■ **REQUIRED TASK**
Of the lines in the listing below, how many hold "Referendum"? Answer with the number only.

————————

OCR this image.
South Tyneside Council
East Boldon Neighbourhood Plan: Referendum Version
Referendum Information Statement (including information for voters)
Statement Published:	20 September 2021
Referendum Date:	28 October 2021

————————

■ **THE OUTPUT**
3